| What the exercise asks |
The full set of entries is to be returned word for word.

───── Recorded data ─────

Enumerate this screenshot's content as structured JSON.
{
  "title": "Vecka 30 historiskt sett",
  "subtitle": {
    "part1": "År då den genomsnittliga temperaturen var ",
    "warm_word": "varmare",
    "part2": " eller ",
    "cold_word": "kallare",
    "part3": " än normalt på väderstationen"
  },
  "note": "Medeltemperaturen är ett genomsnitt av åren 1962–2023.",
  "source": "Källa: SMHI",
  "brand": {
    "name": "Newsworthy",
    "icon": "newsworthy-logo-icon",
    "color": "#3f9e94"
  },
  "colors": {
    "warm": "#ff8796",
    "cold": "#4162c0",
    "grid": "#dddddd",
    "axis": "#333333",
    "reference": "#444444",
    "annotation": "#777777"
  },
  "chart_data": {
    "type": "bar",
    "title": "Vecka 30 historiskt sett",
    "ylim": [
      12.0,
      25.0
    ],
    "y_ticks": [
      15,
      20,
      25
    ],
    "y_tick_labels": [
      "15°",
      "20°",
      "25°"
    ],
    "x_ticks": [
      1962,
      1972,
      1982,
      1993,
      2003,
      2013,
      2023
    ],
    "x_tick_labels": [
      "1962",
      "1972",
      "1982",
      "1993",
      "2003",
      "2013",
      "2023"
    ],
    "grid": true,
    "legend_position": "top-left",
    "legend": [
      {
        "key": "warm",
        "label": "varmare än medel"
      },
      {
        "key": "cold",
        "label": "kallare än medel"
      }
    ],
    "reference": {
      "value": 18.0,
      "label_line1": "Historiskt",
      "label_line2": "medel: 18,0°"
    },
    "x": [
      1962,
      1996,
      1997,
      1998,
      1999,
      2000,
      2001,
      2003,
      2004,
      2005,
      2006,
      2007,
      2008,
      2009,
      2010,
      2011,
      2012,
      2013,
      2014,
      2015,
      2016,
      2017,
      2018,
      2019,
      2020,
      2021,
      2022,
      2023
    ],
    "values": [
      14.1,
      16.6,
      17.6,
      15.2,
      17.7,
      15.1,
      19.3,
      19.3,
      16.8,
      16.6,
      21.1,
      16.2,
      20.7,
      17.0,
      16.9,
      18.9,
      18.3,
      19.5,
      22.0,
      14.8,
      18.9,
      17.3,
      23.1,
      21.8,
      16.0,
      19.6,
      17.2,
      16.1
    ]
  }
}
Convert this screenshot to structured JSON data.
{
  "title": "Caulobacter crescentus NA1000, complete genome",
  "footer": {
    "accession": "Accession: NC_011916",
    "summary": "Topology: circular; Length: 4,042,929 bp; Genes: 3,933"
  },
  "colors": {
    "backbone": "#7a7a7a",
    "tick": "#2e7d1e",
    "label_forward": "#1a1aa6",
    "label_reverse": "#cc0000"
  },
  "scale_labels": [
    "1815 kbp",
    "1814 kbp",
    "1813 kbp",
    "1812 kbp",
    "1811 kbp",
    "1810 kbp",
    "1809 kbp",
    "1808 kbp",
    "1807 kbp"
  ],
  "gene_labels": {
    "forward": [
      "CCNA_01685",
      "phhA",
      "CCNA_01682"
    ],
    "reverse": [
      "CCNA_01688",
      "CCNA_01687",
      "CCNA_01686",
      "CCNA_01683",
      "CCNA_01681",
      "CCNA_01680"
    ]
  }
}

─────

| Task result |
Enumerate this screenshot's content as structured JSON.
{
  "title": "Vecka 30 historiskt sett",
  "subtitle": {
    "part1": "År då den genomsnittliga temperaturen var ",
    "warm_word": "varmare",
    "part2": " eller ",
    "cold_word": "kallare",
    "part3": " än normalt på väderstationen"
  },
  "note": "Medeltemperaturen är ett genomsnitt av åren 1962–2023.",
  "source": "Källa: SMHI",
  "brand": {
    "name": "Newsworthy",
    "icon": "newsworthy-logo-icon",
    "color": "#3f9e94"
  },
  "colors": {
    "warm": "#ff8796",
    "cold": "#4162c0",
    "grid": "#dddddd",
    "axis": "#333333",
    "reference": "#444444",
    "annotation": "#777777"
  },
  "chart_data": {
    "type": "bar",
    "title": "Vecka 30 historiskt sett",
    "ylim": [
      12.0,
      25.0
    ],
    "y_ticks": [
      15,
      20,
      25
    ],
    "y_tick_labels": [
      "15°",
      "20°",
      "25°"
    ],
    "x_ticks": [
      1962,
      1972,
      1982,
      1993,
      2003,
      2013,
      2023
    ],
    "x_tick_labels": [
      "1962",
      "1972",
      "1982",
      "1993",
      "2003",
      "2013",
      "2023"
    ],
    "grid": true,
    "legend_position": "top-left",
    "legend": [
      {
        "key": "warm",
        "label": "varmare än medel"
      },
      {
        "key": "cold",
        "label": "kallare än medel"
      }
    ],
    "reference": {
      "value": 18.0,
      "label_line1": "Historiskt",
      "label_line2": "medel: 18,0°"
    },
    "x": [
      1962,
      1996,
      1997,
      1998,
      1999,
      2000,
      2001,
      2003,
      2004,
      2005,
      2006,
      2007,
      2008,
      2009,
      2010,
      2011,
      2012,
      2013,
      2014,
      2015,
      2016,
      2017,
      2018,
      2019,
      2020,
      2021,
      2022,
      2023
    ],
    "values": [
      14.1,
      16.6,
      17.6,
      15.2,
      17.7,
      15.1,
      19.3,
      19.3,
      16.8,
      16.6,
      21.1,
      16.2,
      20.7,
      17.0,
      16.9,
      18.9,
      18.3,
      19.5,
      22.0,
      14.8,
      18.9,
      17.3,
      23.1,
      21.8,
      16.0,
      19.6,
      17.2,
      16.1
    ]
  }
}
Convert this screenshot to structured JSON data.
{
  "title": "Caulobacter crescentus NA1000, complete genome",
  "footer": {
    "accession": "Accession: NC_011916",
    "summary": "Topology: circular; Length: 4,042,929 bp; Genes: 3,933"
  },
  "colors": {
    "backbone": "#7a7a7a",
    "tick": "#2e7d1e",
    "label_forward": "#1a1aa6",
    "label_reverse": "#cc0000"
  },
  "scale_labels": [
    "1815 kbp",
    "1814 kbp",
    "1813 kbp",
    "1812 kbp",
    "1811 kbp",
    "1810 kbp",
    "1809 kbp",
    "1808 kbp",
    "1807 kbp"
  ],
  "gene_labels": {
    "forward": [
      "CCNA_01685",
      "phhA",
      "CCNA_01682"
    ],
    "reverse": [
      "CCNA_01688",
      "CCNA_01687",
      "CCNA_01686",
      "CCNA_01683",
      "CCNA_01681",
      "CCNA_01680"
    ]
  }
}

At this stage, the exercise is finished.